(begin)
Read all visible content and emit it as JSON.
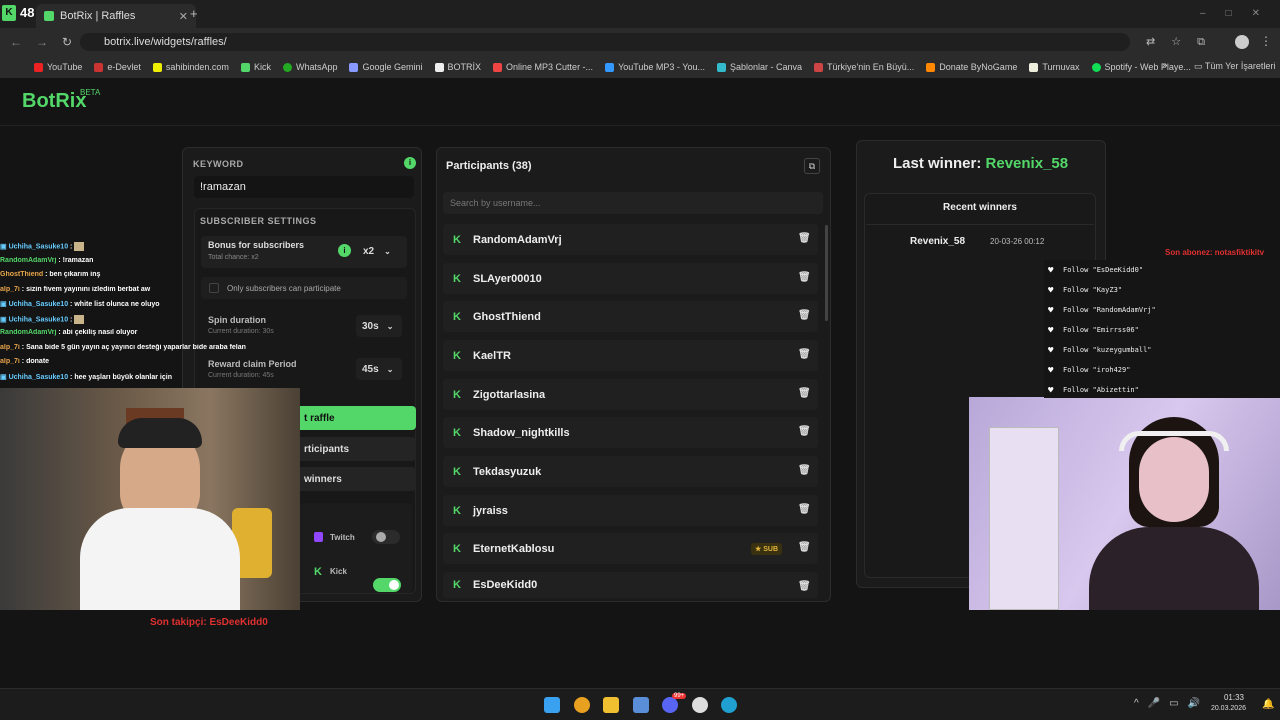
{
  "browser": {
    "tab_count_badge": "48",
    "tab_title": "BotRix | Raffles",
    "new_tab_label": "+",
    "url": "botrix.live/widgets/raffles/",
    "bookmarks": [
      "YouTube",
      "e-Devlet",
      "sahibinden.com",
      "Kick",
      "WhatsApp",
      "Google Gemini",
      "BOTRİX",
      "Online MP3 Cutter -...",
      "YouTube MP3 - You...",
      "Şablonlar - Canva",
      "Türkiye'nin En Büyü...",
      "Donate ByNoGame",
      "Turnuvax",
      "Spotify - Web Playe..."
    ],
    "bookmarks_folder": "Tüm Yer İşaretleri"
  },
  "app": {
    "logo": "BotRix",
    "logo_beta": "BETA",
    "keyword_label": "KEYWORD",
    "keyword_value": "!ramazan",
    "subscriber_settings_label": "SUBSCRIBER SETTINGS",
    "bonus_label": "Bonus for subscribers",
    "bonus_sub": "Total chance: x2",
    "bonus_value": "x2",
    "only_subs_label": "Only subscribers can participate",
    "spin_label": "Spin duration",
    "spin_sub": "Current duration: 30s",
    "spin_value": "30s",
    "claim_label": "Reward claim Period",
    "claim_sub": "Current duration: 45s",
    "claim_value": "45s",
    "start_raffle_fragment": "t raffle",
    "participants_btn_fragment": "rticipants",
    "winners_btn_fragment": "winners",
    "twitch_label": "Twitch",
    "kick_label": "Kick",
    "participants_title": "Participants (38)",
    "search_placeholder": "Search by username...",
    "participants": [
      {
        "name": "RandomAdamVrj",
        "sub": ""
      },
      {
        "name": "SLAyer00010",
        "sub": ""
      },
      {
        "name": "GhostThiend",
        "sub": ""
      },
      {
        "name": "KaelTR",
        "sub": ""
      },
      {
        "name": "Zigottarlasina",
        "sub": ""
      },
      {
        "name": "Shadow_nightkills",
        "sub": ""
      },
      {
        "name": "Tekdasyuzuk",
        "sub": ""
      },
      {
        "name": "jyraiss",
        "sub": ""
      },
      {
        "name": "EternetKablosu",
        "sub": "SUB"
      },
      {
        "name": "EsDeeKidd0",
        "sub": ""
      }
    ],
    "last_winner_label": "Last winner:",
    "last_winner_name": "Revenix_58",
    "recent_winners_title": "Recent winners",
    "recent_winner_name": "Revenix_58",
    "recent_winner_time": "20-03-26 00:12"
  },
  "overlay": {
    "chat": [
      {
        "user": "Uchiha_Sasuke10",
        "msg": "",
        "color": "#6cf"
      },
      {
        "user": "RandomAdamVrj",
        "msg": "!ramazan",
        "color": "#53d769"
      },
      {
        "user": "GhostThiend",
        "msg": "ben çıkarım inş",
        "color": "#e8a54a"
      },
      {
        "user": "alp_7i",
        "msg": "sizin fivem yayınını izledim berbat aw",
        "color": "#e8a54a"
      },
      {
        "user": "Uchiha_Sasuke10",
        "msg": "white list olunca ne oluyo",
        "color": "#6cf"
      },
      {
        "user": "Uchiha_Sasuke10",
        "msg": "",
        "color": "#6cf"
      },
      {
        "user": "RandomAdamVrj",
        "msg": "abi çekiliş nasıl oluyor",
        "color": "#53d769"
      },
      {
        "user": "alp_7i",
        "msg": "Sana bide 5 gün yayın aç yayıncı desteği yaparlar bide araba felan",
        "color": "#e8a54a"
      },
      {
        "user": "alp_7i",
        "msg": "donate",
        "color": "#e8a54a"
      },
      {
        "user": "Uchiha_Sasuke10",
        "msg": "hee yaşları büyük olanlar için",
        "color": "#6cf"
      }
    ],
    "last_follower": "Son takipçi: EsDeeKidd0",
    "last_donor": "Son abonez: notasfiktikitv",
    "follows": [
      "Follow \"EsDeeKidd0\"",
      "Follow \"KayZ3\"",
      "Follow \"RandomAdamVrj\"",
      "Follow \"Emirrss06\"",
      "Follow \"kuzeygumball\"",
      "Follow \"iroh429\"",
      "Follow \"Abizettin\""
    ]
  },
  "taskbar": {
    "time": "01:33",
    "date": "20.03.2026",
    "notif_badge": "99+"
  },
  "colors": {
    "accent": "#53d769",
    "bg": "#141414",
    "panel": "#1b1b1b",
    "red_overlay": "#e03030"
  }
}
(end)
What is being asked:
Copy the material shown above in full and exactly. Skip the pictures.

Finished exercise:
Read all visible content and emit it as JSON.
{
  "browser": {
    "tab_count_badge": "48",
    "tab_title": "BotRix | Raffles",
    "new_tab_label": "+",
    "url": "botrix.live/widgets/raffles/",
    "bookmarks": [
      "YouTube",
      "e-Devlet",
      "sahibinden.com",
      "Kick",
      "WhatsApp",
      "Google Gemini",
      "BOTRİX",
      "Online MP3 Cutter -...",
      "YouTube MP3 - You...",
      "Şablonlar - Canva",
      "Türkiye'nin En Büyü...",
      "Donate ByNoGame",
      "Turnuvax",
      "Spotify - Web Playe..."
    ],
    "bookmarks_folder": "Tüm Yer İşaretleri"
  },
  "app": {
    "logo": "BotRix",
    "logo_beta": "BETA",
    "keyword_label": "KEYWORD",
    "keyword_value": "!ramazan",
    "subscriber_settings_label": "SUBSCRIBER SETTINGS",
    "bonus_label": "Bonus for subscribers",
    "bonus_sub": "Total chance: x2",
    "bonus_value": "x2",
    "only_subs_label": "Only subscribers can participate",
    "spin_label": "Spin duration",
    "spin_sub": "Current duration: 30s",
    "spin_value": "30s",
    "claim_label": "Reward claim Period",
    "claim_sub": "Current duration: 45s",
    "claim_value": "45s",
    "start_raffle_fragment": "t raffle",
    "participants_btn_fragment": "rticipants",
    "winners_btn_fragment": "winners",
    "twitch_label": "Twitch",
    "kick_label": "Kick",
    "participants_title": "Participants (38)",
    "search_placeholder": "Search by username...",
    "participants": [
      {
        "name": "RandomAdamVrj",
        "sub": ""
      },
      {
        "name": "SLAyer00010",
        "sub": ""
      },
      {
        "name": "GhostThiend",
        "sub": ""
      },
      {
        "name": "KaelTR",
        "sub": ""
      },
      {
        "name": "Zigottarlasina",
        "sub": ""
      },
      {
        "name": "Shadow_nightkills",
        "sub": ""
      },
      {
        "name": "Tekdasyuzuk",
        "sub": ""
      },
      {
        "name": "jyraiss",
        "sub": ""
      },
      {
        "name": "EternetKablosu",
        "sub": "SUB"
      },
      {
        "name": "EsDeeKidd0",
        "sub": ""
      }
    ],
    "last_winner_label": "Last winner:",
    "last_winner_name": "Revenix_58",
    "recent_winners_title": "Recent winners",
    "recent_winner_name": "Revenix_58",
    "recent_winner_time": "20-03-26 00:12"
  },
  "overlay": {
    "chat": [
      {
        "user": "Uchiha_Sasuke10",
        "msg": "",
        "color": "#6cf"
      },
      {
        "user": "RandomAdamVrj",
        "msg": "!ramazan",
        "color": "#53d769"
      },
      {
        "user": "GhostThiend",
        "msg": "ben çıkarım inş",
        "color": "#e8a54a"
      },
      {
        "user": "alp_7i",
        "msg": "sizin fivem yayınını izledim berbat aw",
        "color": "#e8a54a"
      },
      {
        "user": "Uchiha_Sasuke10",
        "msg": "white list olunca ne oluyo",
        "color": "#6cf"
      },
      {
        "user": "Uchiha_Sasuke10",
        "msg": "",
        "color": "#6cf"
      },
      {
        "user": "RandomAdamVrj",
        "msg": "abi çekiliş nasıl oluyor",
        "color": "#53d769"
      },
      {
        "user": "alp_7i",
        "msg": "Sana bide 5 gün yayın aç yayıncı desteği yaparlar bide araba felan",
        "color": "#e8a54a"
      },
      {
        "user": "alp_7i",
        "msg": "donate",
        "color": "#e8a54a"
      },
      {
        "user": "Uchiha_Sasuke10",
        "msg": "hee yaşları büyük olanlar için",
        "color": "#6cf"
      }
    ],
    "last_follower": "Son takipçi: EsDeeKidd0",
    "last_donor": "Son abonez: notasfiktikitv",
    "follows": [
      "Follow \"EsDeeKidd0\"",
      "Follow \"KayZ3\"",
      "Follow \"RandomAdamVrj\"",
      "Follow \"Emirrss06\"",
      "Follow \"kuzeygumball\"",
      "Follow \"iroh429\"",
      "Follow \"Abizettin\""
    ]
  },
  "taskbar": {
    "time": "01:33",
    "date": "20.03.2026",
    "notif_badge": "99+"
  },
  "colors": {
    "accent": "#53d769",
    "bg": "#141414",
    "panel": "#1b1b1b",
    "red_overlay": "#e03030"
  }
}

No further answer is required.